===== The input

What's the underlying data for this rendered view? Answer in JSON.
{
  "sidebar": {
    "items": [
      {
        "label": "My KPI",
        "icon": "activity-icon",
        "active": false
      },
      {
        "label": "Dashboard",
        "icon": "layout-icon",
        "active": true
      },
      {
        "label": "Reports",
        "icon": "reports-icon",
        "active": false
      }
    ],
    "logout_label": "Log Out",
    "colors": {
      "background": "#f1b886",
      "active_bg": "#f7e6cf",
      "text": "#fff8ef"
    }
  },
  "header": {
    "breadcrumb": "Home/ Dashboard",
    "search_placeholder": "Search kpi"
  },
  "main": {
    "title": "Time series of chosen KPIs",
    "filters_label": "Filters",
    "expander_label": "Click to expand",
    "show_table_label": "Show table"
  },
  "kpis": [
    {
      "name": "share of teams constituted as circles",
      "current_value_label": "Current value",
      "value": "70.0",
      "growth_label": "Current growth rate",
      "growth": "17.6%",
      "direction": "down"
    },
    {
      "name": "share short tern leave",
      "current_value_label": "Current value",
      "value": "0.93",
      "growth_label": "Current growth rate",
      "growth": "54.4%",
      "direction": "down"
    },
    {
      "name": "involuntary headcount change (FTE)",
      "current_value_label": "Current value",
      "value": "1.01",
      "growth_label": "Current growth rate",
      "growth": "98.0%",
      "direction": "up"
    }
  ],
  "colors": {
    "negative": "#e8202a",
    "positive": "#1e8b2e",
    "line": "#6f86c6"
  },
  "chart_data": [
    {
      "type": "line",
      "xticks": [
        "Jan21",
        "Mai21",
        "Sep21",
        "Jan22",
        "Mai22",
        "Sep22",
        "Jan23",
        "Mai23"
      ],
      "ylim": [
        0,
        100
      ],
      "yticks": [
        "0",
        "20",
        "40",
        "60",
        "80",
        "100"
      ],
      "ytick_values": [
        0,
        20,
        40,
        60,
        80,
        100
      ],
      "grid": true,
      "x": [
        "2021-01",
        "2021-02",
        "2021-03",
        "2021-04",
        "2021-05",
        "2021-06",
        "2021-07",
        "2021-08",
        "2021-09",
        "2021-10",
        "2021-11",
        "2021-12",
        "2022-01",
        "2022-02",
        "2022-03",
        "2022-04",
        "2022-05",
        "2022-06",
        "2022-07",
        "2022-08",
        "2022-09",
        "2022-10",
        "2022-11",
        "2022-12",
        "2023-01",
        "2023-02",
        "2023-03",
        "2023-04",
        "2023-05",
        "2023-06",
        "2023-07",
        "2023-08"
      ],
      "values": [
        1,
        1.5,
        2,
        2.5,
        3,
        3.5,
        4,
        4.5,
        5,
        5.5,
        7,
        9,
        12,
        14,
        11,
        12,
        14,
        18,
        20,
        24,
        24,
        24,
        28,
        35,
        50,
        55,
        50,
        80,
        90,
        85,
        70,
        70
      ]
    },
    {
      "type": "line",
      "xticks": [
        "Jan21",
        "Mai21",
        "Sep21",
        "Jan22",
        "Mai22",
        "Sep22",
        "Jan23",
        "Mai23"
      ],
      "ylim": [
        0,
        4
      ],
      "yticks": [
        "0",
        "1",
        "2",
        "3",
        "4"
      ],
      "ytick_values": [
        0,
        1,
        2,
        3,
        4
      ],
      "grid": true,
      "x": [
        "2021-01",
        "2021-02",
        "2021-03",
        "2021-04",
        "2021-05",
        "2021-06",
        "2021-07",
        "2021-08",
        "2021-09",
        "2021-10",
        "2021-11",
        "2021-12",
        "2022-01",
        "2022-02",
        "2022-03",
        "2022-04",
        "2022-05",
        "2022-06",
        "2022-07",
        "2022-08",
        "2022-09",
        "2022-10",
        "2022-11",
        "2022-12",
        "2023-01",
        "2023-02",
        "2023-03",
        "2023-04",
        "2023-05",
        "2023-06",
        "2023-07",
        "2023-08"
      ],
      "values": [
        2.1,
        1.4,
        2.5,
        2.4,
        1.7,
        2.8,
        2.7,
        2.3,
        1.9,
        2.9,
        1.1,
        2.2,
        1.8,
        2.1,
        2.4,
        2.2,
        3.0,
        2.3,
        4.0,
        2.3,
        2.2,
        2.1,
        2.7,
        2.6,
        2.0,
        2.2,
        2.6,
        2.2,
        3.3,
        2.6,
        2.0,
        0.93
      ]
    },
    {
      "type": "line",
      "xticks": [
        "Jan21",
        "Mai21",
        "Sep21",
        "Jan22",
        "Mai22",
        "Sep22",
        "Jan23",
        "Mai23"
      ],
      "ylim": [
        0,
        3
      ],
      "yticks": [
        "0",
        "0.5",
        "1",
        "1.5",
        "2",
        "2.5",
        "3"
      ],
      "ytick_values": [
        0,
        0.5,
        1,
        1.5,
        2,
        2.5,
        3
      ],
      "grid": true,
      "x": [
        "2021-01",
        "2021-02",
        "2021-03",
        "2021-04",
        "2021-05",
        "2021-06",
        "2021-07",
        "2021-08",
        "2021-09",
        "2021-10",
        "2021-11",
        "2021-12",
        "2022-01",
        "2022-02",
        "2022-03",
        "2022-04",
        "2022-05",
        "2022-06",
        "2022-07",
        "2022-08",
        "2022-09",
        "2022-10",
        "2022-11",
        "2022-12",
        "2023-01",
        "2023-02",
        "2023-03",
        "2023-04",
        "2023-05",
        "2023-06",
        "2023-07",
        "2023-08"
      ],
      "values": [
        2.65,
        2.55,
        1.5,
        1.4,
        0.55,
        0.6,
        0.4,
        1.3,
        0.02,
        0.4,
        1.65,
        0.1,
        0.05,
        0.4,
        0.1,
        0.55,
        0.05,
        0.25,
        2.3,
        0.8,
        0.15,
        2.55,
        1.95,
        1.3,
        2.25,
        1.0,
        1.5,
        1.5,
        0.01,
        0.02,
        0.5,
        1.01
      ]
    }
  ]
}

==========

**Short task**
Please output the entire listing exactly as it stands.

**Answer to this problem**
What's the underlying data for this rendered view? Answer in JSON.
{
  "sidebar": {
    "items": [
      {
        "label": "My KPI",
        "icon": "activity-icon",
        "active": false
      },
      {
        "label": "Dashboard",
        "icon": "layout-icon",
        "active": true
      },
      {
        "label": "Reports",
        "icon": "reports-icon",
        "active": false
      }
    ],
    "logout_label": "Log Out",
    "colors": {
      "background": "#f1b886",
      "active_bg": "#f7e6cf",
      "text": "#fff8ef"
    }
  },
  "header": {
    "breadcrumb": "Home/ Dashboard",
    "search_placeholder": "Search kpi"
  },
  "main": {
    "title": "Time series of chosen KPIs",
    "filters_label": "Filters",
    "expander_label": "Click to expand",
    "show_table_label": "Show table"
  },
  "kpis": [
    {
      "name": "share of teams constituted as circles",
      "current_value_label": "Current value",
      "value": "70.0",
      "growth_label": "Current growth rate",
      "growth": "17.6%",
      "direction": "down"
    },
    {
      "name": "share short tern leave",
      "current_value_label": "Current value",
      "value": "0.93",
      "growth_label": "Current growth rate",
      "growth": "54.4%",
      "direction": "down"
    },
    {
      "name": "involuntary headcount change (FTE)",
      "current_value_label": "Current value",
      "value": "1.01",
      "growth_label": "Current growth rate",
      "growth": "98.0%",
      "direction": "up"
    }
  ],
  "colors": {
    "negative": "#e8202a",
    "positive": "#1e8b2e",
    "line": "#6f86c6"
  },
  "chart_data": [
    {
      "type": "line",
      "xticks": [
        "Jan21",
        "Mai21",
        "Sep21",
        "Jan22",
        "Mai22",
        "Sep22",
        "Jan23",
        "Mai23"
      ],
      "ylim": [
        0,
        100
      ],
      "yticks": [
        "0",
        "20",
        "40",
        "60",
        "80",
        "100"
      ],
      "ytick_values": [
        0,
        20,
        40,
        60,
        80,
        100
      ],
      "grid": true,
      "x": [
        "2021-01",
        "2021-02",
        "2021-03",
        "2021-04",
        "2021-05",
        "2021-06",
        "2021-07",
        "2021-08",
        "2021-09",
        "2021-10",
        "2021-11",
        "2021-12",
        "2022-01",
        "2022-02",
        "2022-03",
        "2022-04",
        "2022-05",
        "2022-06",
        "2022-07",
        "2022-08",
        "2022-09",
        "2022-10",
        "2022-11",
        "2022-12",
        "2023-01",
        "2023-02",
        "2023-03",
        "2023-04",
        "2023-05",
        "2023-06",
        "2023-07",
        "2023-08"
      ],
      "values": [
        1,
        1.5,
        2,
        2.5,
        3,
        3.5,
        4,
        4.5,
        5,
        5.5,
        7,
        9,
        12,
        14,
        11,
        12,
        14,
        18,
        20,
        24,
        24,
        24,
        28,
        35,
        50,
        55,
        50,
        80,
        90,
        85,
        70,
        70
      ]
    },
    {
      "type": "line",
      "xticks": [
        "Jan21",
        "Mai21",
        "Sep21",
        "Jan22",
        "Mai22",
        "Sep22",
        "Jan23",
        "Mai23"
      ],
      "ylim": [
        0,
        4
      ],
      "yticks": [
        "0",
        "1",
        "2",
        "3",
        "4"
      ],
      "ytick_values": [
        0,
        1,
        2,
        3,
        4
      ],
      "grid": true,
      "x": [
        "2021-01",
        "2021-02",
        "2021-03",
        "2021-04",
        "2021-05",
        "2021-06",
        "2021-07",
        "2021-08",
        "2021-09",
        "2021-10",
        "2021-11",
        "2021-12",
        "2022-01",
        "2022-02",
        "2022-03",
        "2022-04",
        "2022-05",
        "2022-06",
        "2022-07",
        "2022-08",
        "2022-09",
        "2022-10",
        "2022-11",
        "2022-12",
        "2023-01",
        "2023-02",
        "2023-03",
        "2023-04",
        "2023-05",
        "2023-06",
        "2023-07",
        "2023-08"
      ],
      "values": [
        2.1,
        1.4,
        2.5,
        2.4,
        1.7,
        2.8,
        2.7,
        2.3,
        1.9,
        2.9,
        1.1,
        2.2,
        1.8,
        2.1,
        2.4,
        2.2,
        3.0,
        2.3,
        4.0,
        2.3,
        2.2,
        2.1,
        2.7,
        2.6,
        2.0,
        2.2,
        2.6,
        2.2,
        3.3,
        2.6,
        2.0,
        0.93
      ]
    },
    {
      "type": "line",
      "xticks": [
        "Jan21",
        "Mai21",
        "Sep21",
        "Jan22",
        "Mai22",
        "Sep22",
        "Jan23",
        "Mai23"
      ],
      "ylim": [
        0,
        3
      ],
      "yticks": [
        "0",
        "0.5",
        "1",
        "1.5",
        "2",
        "2.5",
        "3"
      ],
      "ytick_values": [
        0,
        0.5,
        1,
        1.5,
        2,
        2.5,
        3
      ],
      "grid": true,
      "x": [
        "2021-01",
        "2021-02",
        "2021-03",
        "2021-04",
        "2021-05",
        "2021-06",
        "2021-07",
        "2021-08",
        "2021-09",
        "2021-10",
        "2021-11",
        "2021-12",
        "2022-01",
        "2022-02",
        "2022-03",
        "2022-04",
        "2022-05",
        "2022-06",
        "2022-07",
        "2022-08",
        "2022-09",
        "2022-10",
        "2022-11",
        "2022-12",
        "2023-01",
        "2023-02",
        "2023-03",
        "2023-04",
        "2023-05",
        "2023-06",
        "2023-07",
        "2023-08"
      ],
      "values": [
        2.65,
        2.55,
        1.5,
        1.4,
        0.55,
        0.6,
        0.4,
        1.3,
        0.02,
        0.4,
        1.65,
        0.1,
        0.05,
        0.4,
        0.1,
        0.55,
        0.05,
        0.25,
        2.3,
        0.8,
        0.15,
        2.55,
        1.95,
        1.3,
        2.25,
        1.0,
        1.5,
        1.5,
        0.01,
        0.02,
        0.5,
        1.01
      ]
    }
  ]
}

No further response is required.